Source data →
* START *
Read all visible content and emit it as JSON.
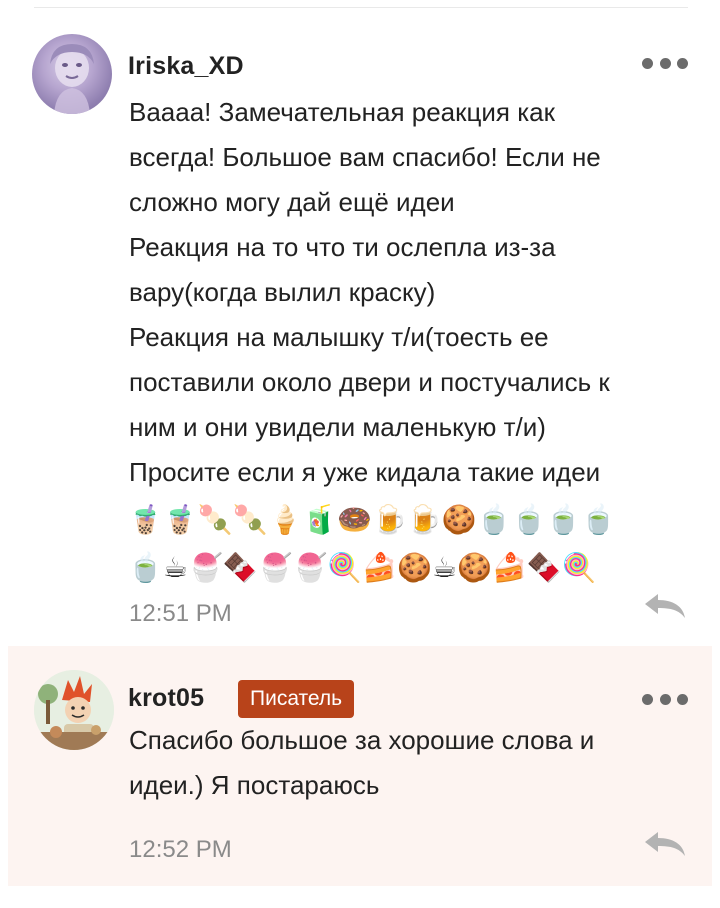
{
  "comments": [
    {
      "username": "Iriska_XD",
      "text": "Ваааа! Замечательная реакция как\nвсегда! Большое вам спасибо! Если не\nсложно могу дай ещё идеи\nРеакция на то что ти ослепла из-за\nвару(когда вылил краску)\nРеакция на малышку т/и(тоесть ее\nпоставили около двери и постучались к\nним и они увидели маленькую т/и)\nПросите если я уже кидала такие идеи",
      "emoji_rows": [
        "🧋🧋🍡🍡🍦🧃🍩🍺🍺🍪🍵🍵🍵🍵",
        "🍵☕🍧🍫🍧🍧🍭🍰🍪☕🍪🍰🍫🍭"
      ],
      "time": "12:51 PM",
      "reply_icon": "reply-arrow-icon"
    },
    {
      "username": "krot05",
      "badge": "Писатель",
      "text": "Спасибо большое за хорошие слова и\nидеи.) Я постараюсь",
      "time": "12:52 PM",
      "reply_icon": "reply-arrow-icon"
    }
  ],
  "colors": {
    "badge": "#b8431a",
    "highlight_background": "#fdf4f1",
    "timestamp": "#8a8a8a"
  }
}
* END *
JOB →
Omit the pictures and restate the rest of the records verbatim.

ANSWER TO THE PROBLEM →
Read all visible content and emit it as JSON.
{
  "comments": [
    {
      "username": "Iriska_XD",
      "text": "Ваааа! Замечательная реакция как\nвсегда! Большое вам спасибо! Если не\nсложно могу дай ещё идеи\nРеакция на то что ти ослепла из-за\nвару(когда вылил краску)\nРеакция на малышку т/и(тоесть ее\nпоставили около двери и постучались к\nним и они увидели маленькую т/и)\nПросите если я уже кидала такие идеи",
      "emoji_rows": [
        "🧋🧋🍡🍡🍦🧃🍩🍺🍺🍪🍵🍵🍵🍵",
        "🍵☕🍧🍫🍧🍧🍭🍰🍪☕🍪🍰🍫🍭"
      ],
      "time": "12:51 PM",
      "reply_icon": "reply-arrow-icon"
    },
    {
      "username": "krot05",
      "badge": "Писатель",
      "text": "Спасибо большое за хорошие слова и\nидеи.) Я постараюсь",
      "time": "12:52 PM",
      "reply_icon": "reply-arrow-icon"
    }
  ],
  "colors": {
    "badge": "#b8431a",
    "highlight_background": "#fdf4f1",
    "timestamp": "#8a8a8a"
  }
}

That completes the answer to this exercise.